▶ [What is expected] Extract the whole listing as it stands. Do not include the pictures.

▶ [Record list]
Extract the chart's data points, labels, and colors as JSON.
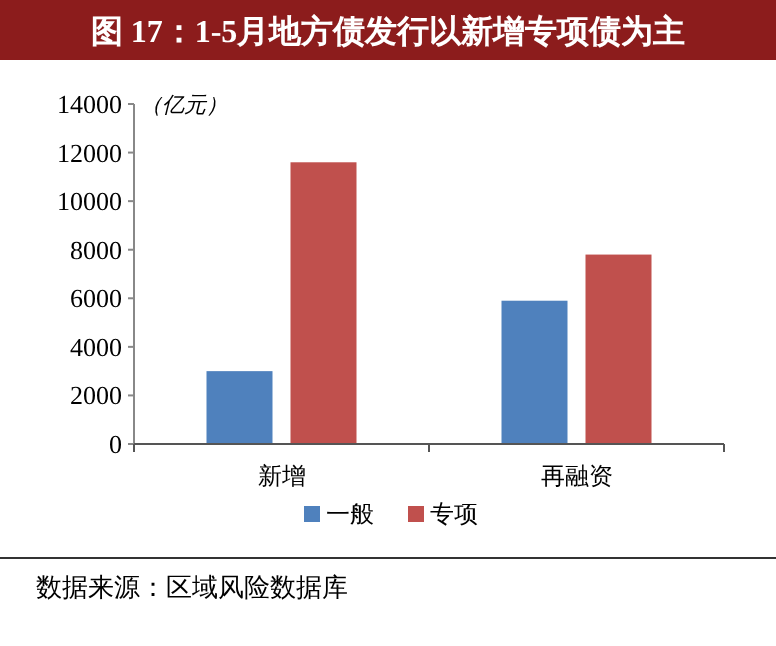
{
  "chart_data": {
    "type": "bar",
    "title": "图 17：1-5月地方债发行以新增专项债为主",
    "ylabel": "（亿元）",
    "categories": [
      "新增",
      "再融资"
    ],
    "series": [
      {
        "name": "一般",
        "color": "#4f81bd",
        "values": [
          3000,
          5900
        ]
      },
      {
        "name": "专项",
        "color": "#c0504d",
        "values": [
          11600,
          7800
        ]
      }
    ],
    "ylim": [
      0,
      14000
    ],
    "yticks": [
      0,
      2000,
      4000,
      6000,
      8000,
      10000,
      12000,
      14000
    ],
    "grid": false,
    "legend": "bottom",
    "annotations": [
      "数据来源：区域风险数据库"
    ]
  }
}
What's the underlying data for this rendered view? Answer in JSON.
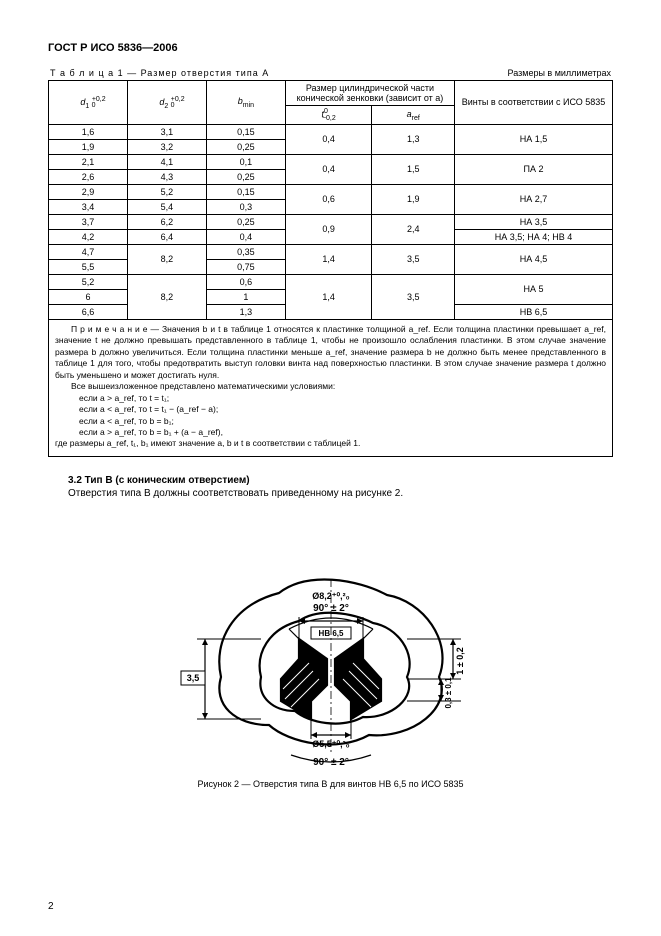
{
  "header": "ГОСТ Р ИСО 5836—2006",
  "tableCaptionLeft": "Т а б л и ц а  1 — Размер отверстия типа А",
  "tableCaptionRight": "Размеры в миллиметрах",
  "colHead": {
    "d1": "d",
    "d1sub": "1",
    "d1tol": "+0,2\n0",
    "d2": "d",
    "d2sub": "2",
    "d2tol": "+0,2\n0",
    "bmin": "b",
    "bminsub": "min",
    "cylTop": "Размер цилиндрической части конической зенковки (зависит от а)",
    "t": "t",
    "ttol": "0\n−0,2",
    "aref": "a",
    "arefsub": "ref",
    "screws": "Винты в соответствии с ИСО 5835"
  },
  "rows": [
    {
      "d1": "1,6",
      "d2": "3,1",
      "b": "0,15",
      "t": "0,4",
      "a": "1,3",
      "screw": "НА 1,5",
      "tSpan": 2,
      "aSpan": 2,
      "sSpan": 2
    },
    {
      "d1": "1,9",
      "d2": "3,2",
      "b": "0,25"
    },
    {
      "d1": "2,1",
      "d2": "4,1",
      "b": "0,1",
      "t": "0,4",
      "a": "1,5",
      "screw": "ПА 2",
      "tSpan": 2,
      "aSpan": 2,
      "sSpan": 2
    },
    {
      "d1": "2,6",
      "d2": "4,3",
      "b": "0,25"
    },
    {
      "d1": "2,9",
      "d2": "5,2",
      "b": "0,15",
      "t": "0,6",
      "a": "1,9",
      "screw": "НА 2,7",
      "tSpan": 2,
      "aSpan": 2,
      "sSpan": 2
    },
    {
      "d1": "3,4",
      "d2": "5,4",
      "b": "0,3"
    },
    {
      "d1": "3,7",
      "d2": "6,2",
      "b": "0,25",
      "t": "0,9",
      "a": "2,4",
      "screw": "НА 3,5",
      "tSpan": 2,
      "aSpan": 2,
      "sSpan": 1
    },
    {
      "d1": "4,2",
      "d2": "6,4",
      "b": "0,4",
      "screw": "НА 3,5; НА 4; НВ 4",
      "sSpan": 1
    },
    {
      "d1": "4,7",
      "d2": "8,2",
      "b": "0,35",
      "t": "1,4",
      "a": "3,5",
      "screw": "НА 4,5",
      "d2Span": 2,
      "tSpan": 2,
      "aSpan": 2,
      "sSpan": 2
    },
    {
      "d1": "5,5",
      "b": "0,75"
    },
    {
      "d1": "5,2",
      "d2": "8,2",
      "b": "0,6",
      "t": "1,4",
      "a": "3,5",
      "screw": "НА 5",
      "d2Span": 3,
      "tSpan": 3,
      "aSpan": 3,
      "sSpan": 2
    },
    {
      "d1": "6",
      "b": "1"
    },
    {
      "d1": "6,6",
      "b": "1,3",
      "screw": "НВ 6,5",
      "sSpan": 1
    }
  ],
  "note": {
    "lead": "П р и м е ч а н и е — Значения b и t в таблице 1 относятся к пластинке толщиной a_ref. Если толщина пластинки превышает a_ref, значение t не должно превышать представленного в таблице 1, чтобы не произошло ослабления пластинки. В этом случае значение размера b должно увеличиться. Если толщина пластинки меньше a_ref, значение размера b не должно быть менее представленного в таблице 1 для того, чтобы предотвратить выступ головки винта над поверхностью пластинки. В этом случае значение размера t должно быть уменьшено и может достигать нуля.",
    "mathLead": "Все вышеизложенное представлено математическими условиями:",
    "c1": "если a > a_ref, то t = t₁;",
    "c2": "если a < a_ref, то t = t₁ − (a_ref − a);",
    "c3": "если a < a_ref, то b = b₁;",
    "c4": "если a > a_ref, то b = b₁ + (a − a_ref),",
    "tail": "где размеры a_ref, t₁, b₁ имеют значение a, b и t в соответствии с таблицей 1."
  },
  "section": {
    "head": "3.2  Тип В (с коническим отверстием)",
    "body": "Отверстия типа В должны соответствовать приведенному на рисунке 2."
  },
  "figure": {
    "angleTop": "90° ± 2°",
    "topDim": "Ø8,2⁺⁰,²₀",
    "hb": "НВ 6,5",
    "right1": "1 ± 0,2",
    "right2": "0,3 ± 0,1",
    "left": "3,5",
    "bottomDim": "Ø5,5⁺⁰,²₀",
    "angleBottom": "90° ± 2°",
    "caption": "Рисунок 2 — Отверстия типа В для винтов НВ 6,5 по ИСО 5835"
  },
  "pageNum": "2"
}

▶ [Exercise answer]
Extract the chart's data points, labels, and colors as JSON.
{
  "chart_data": {
    "type": "bar",
    "title": "图 17：1-5月地方债发行以新增专项债为主",
    "ylabel": "（亿元）",
    "categories": [
      "新增",
      "再融资"
    ],
    "series": [
      {
        "name": "一般",
        "color": "#4f81bd",
        "values": [
          3000,
          5900
        ]
      },
      {
        "name": "专项",
        "color": "#c0504d",
        "values": [
          11600,
          7800
        ]
      }
    ],
    "ylim": [
      0,
      14000
    ],
    "yticks": [
      0,
      2000,
      4000,
      6000,
      8000,
      10000,
      12000,
      14000
    ],
    "grid": false,
    "legend": "bottom",
    "annotations": [
      "数据来源：区域风险数据库"
    ]
  }
}
What's the underlying data for this rendered view? Answer in JSON.
{
  "header": "ГОСТ Р ИСО 5836—2006",
  "tableCaptionLeft": "Т а б л и ц а  1 — Размер отверстия типа А",
  "tableCaptionRight": "Размеры в миллиметрах",
  "colHead": {
    "d1": "d",
    "d1sub": "1",
    "d1tol": "+0,2\n0",
    "d2": "d",
    "d2sub": "2",
    "d2tol": "+0,2\n0",
    "bmin": "b",
    "bminsub": "min",
    "cylTop": "Размер цилиндрической части конической зенковки (зависит от а)",
    "t": "t",
    "ttol": "0\n−0,2",
    "aref": "a",
    "arefsub": "ref",
    "screws": "Винты в соответствии с ИСО 5835"
  },
  "rows": [
    {
      "d1": "1,6",
      "d2": "3,1",
      "b": "0,15",
      "t": "0,4",
      "a": "1,3",
      "screw": "НА 1,5",
      "tSpan": 2,
      "aSpan": 2,
      "sSpan": 2
    },
    {
      "d1": "1,9",
      "d2": "3,2",
      "b": "0,25"
    },
    {
      "d1": "2,1",
      "d2": "4,1",
      "b": "0,1",
      "t": "0,4",
      "a": "1,5",
      "screw": "ПА 2",
      "tSpan": 2,
      "aSpan": 2,
      "sSpan": 2
    },
    {
      "d1": "2,6",
      "d2": "4,3",
      "b": "0,25"
    },
    {
      "d1": "2,9",
      "d2": "5,2",
      "b": "0,15",
      "t": "0,6",
      "a": "1,9",
      "screw": "НА 2,7",
      "tSpan": 2,
      "aSpan": 2,
      "sSpan": 2
    },
    {
      "d1": "3,4",
      "d2": "5,4",
      "b": "0,3"
    },
    {
      "d1": "3,7",
      "d2": "6,2",
      "b": "0,25",
      "t": "0,9",
      "a": "2,4",
      "screw": "НА 3,5",
      "tSpan": 2,
      "aSpan": 2,
      "sSpan": 1
    },
    {
      "d1": "4,2",
      "d2": "6,4",
      "b": "0,4",
      "screw": "НА 3,5; НА 4; НВ 4",
      "sSpan": 1
    },
    {
      "d1": "4,7",
      "d2": "8,2",
      "b": "0,35",
      "t": "1,4",
      "a": "3,5",
      "screw": "НА 4,5",
      "d2Span": 2,
      "tSpan": 2,
      "aSpan": 2,
      "sSpan": 2
    },
    {
      "d1": "5,5",
      "b": "0,75"
    },
    {
      "d1": "5,2",
      "d2": "8,2",
      "b": "0,6",
      "t": "1,4",
      "a": "3,5",
      "screw": "НА 5",
      "d2Span": 3,
      "tSpan": 3,
      "aSpan": 3,
      "sSpan": 2
    },
    {
      "d1": "6",
      "b": "1"
    },
    {
      "d1": "6,6",
      "b": "1,3",
      "screw": "НВ 6,5",
      "sSpan": 1
    }
  ],
  "note": {
    "lead": "П р и м е ч а н и е — Значения b и t в таблице 1 относятся к пластинке толщиной a_ref. Если толщина пластинки превышает a_ref, значение t не должно превышать представленного в таблице 1, чтобы не произошло ослабления пластинки. В этом случае значение размера b должно увеличиться. Если толщина пластинки меньше a_ref, значение размера b не должно быть менее представленного в таблице 1 для того, чтобы предотвратить выступ головки винта над поверхностью пластинки. В этом случае значение размера t должно быть уменьшено и может достигать нуля.",
    "mathLead": "Все вышеизложенное представлено математическими условиями:",
    "c1": "если a > a_ref, то t = t₁;",
    "c2": "если a < a_ref, то t = t₁ − (a_ref − a);",
    "c3": "если a < a_ref, то b = b₁;",
    "c4": "если a > a_ref, то b = b₁ + (a − a_ref),",
    "tail": "где размеры a_ref, t₁, b₁ имеют значение a, b и t в соответствии с таблицей 1."
  },
  "section": {
    "head": "3.2  Тип В (с коническим отверстием)",
    "body": "Отверстия типа В должны соответствовать приведенному на рисунке 2."
  },
  "figure": {
    "angleTop": "90° ± 2°",
    "topDim": "Ø8,2⁺⁰,²₀",
    "hb": "НВ 6,5",
    "right1": "1 ± 0,2",
    "right2": "0,3 ± 0,1",
    "left": "3,5",
    "bottomDim": "Ø5,5⁺⁰,²₀",
    "angleBottom": "90° ± 2°",
    "caption": "Рисунок 2 — Отверстия типа В для винтов НВ 6,5 по ИСО 5835"
  },
  "pageNum": "2"
}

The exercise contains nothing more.